** Task brief **
From the entries below, please gather each line containing the string "configs".

** Material shown **

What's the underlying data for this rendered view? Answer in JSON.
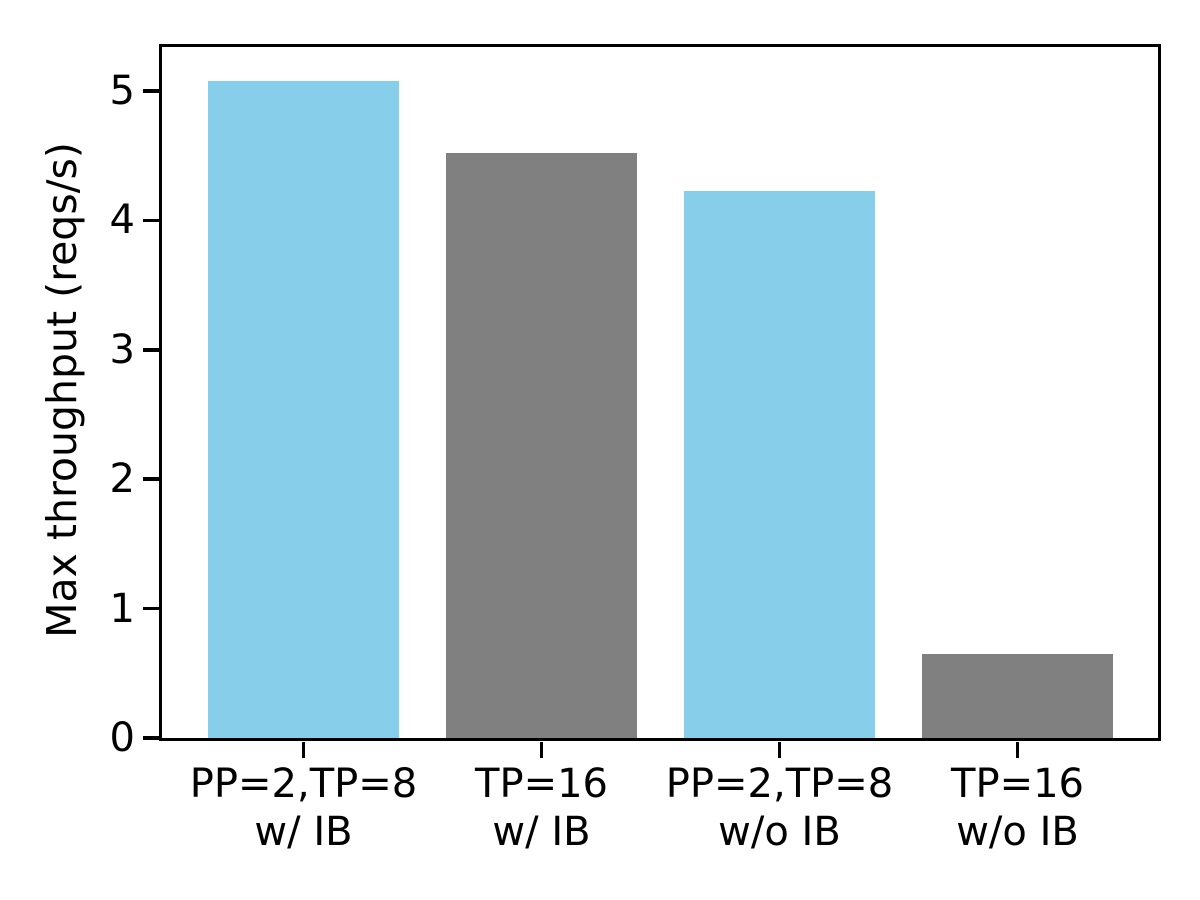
{
  "figure": {
    "background_color": "#ffffff",
    "axis_color": "#000000",
    "text_color": "#000000"
  },
  "chart_data": {
    "type": "bar",
    "title": "",
    "xlabel": "",
    "ylabel": "Max throughput (reqs/s)",
    "categories": [
      "PP=2,TP=8\nw/ IB",
      "TP=16\nw/ IB",
      "PP=2,TP=8\nw/o IB",
      "TP=16\nw/o IB"
    ],
    "values": [
      5.08,
      4.52,
      4.23,
      0.65
    ],
    "bar_colors": [
      "#87ceeb",
      "#808080",
      "#87ceeb",
      "#808080"
    ],
    "color_legend": {
      "#87ceeb": "skyblue (PP=2,TP=8 configs)",
      "#808080": "gray (TP=16 configs)"
    },
    "yticks": [
      0,
      1,
      2,
      3,
      4,
      5
    ],
    "ylim": [
      0,
      5.34
    ],
    "grid": false,
    "legend_position": "none"
  }
}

** Task answer **
      "#87ceeb": "skyblue (PP=2,TP=8 configs)",
      "#808080": "gray (TP=16 configs)"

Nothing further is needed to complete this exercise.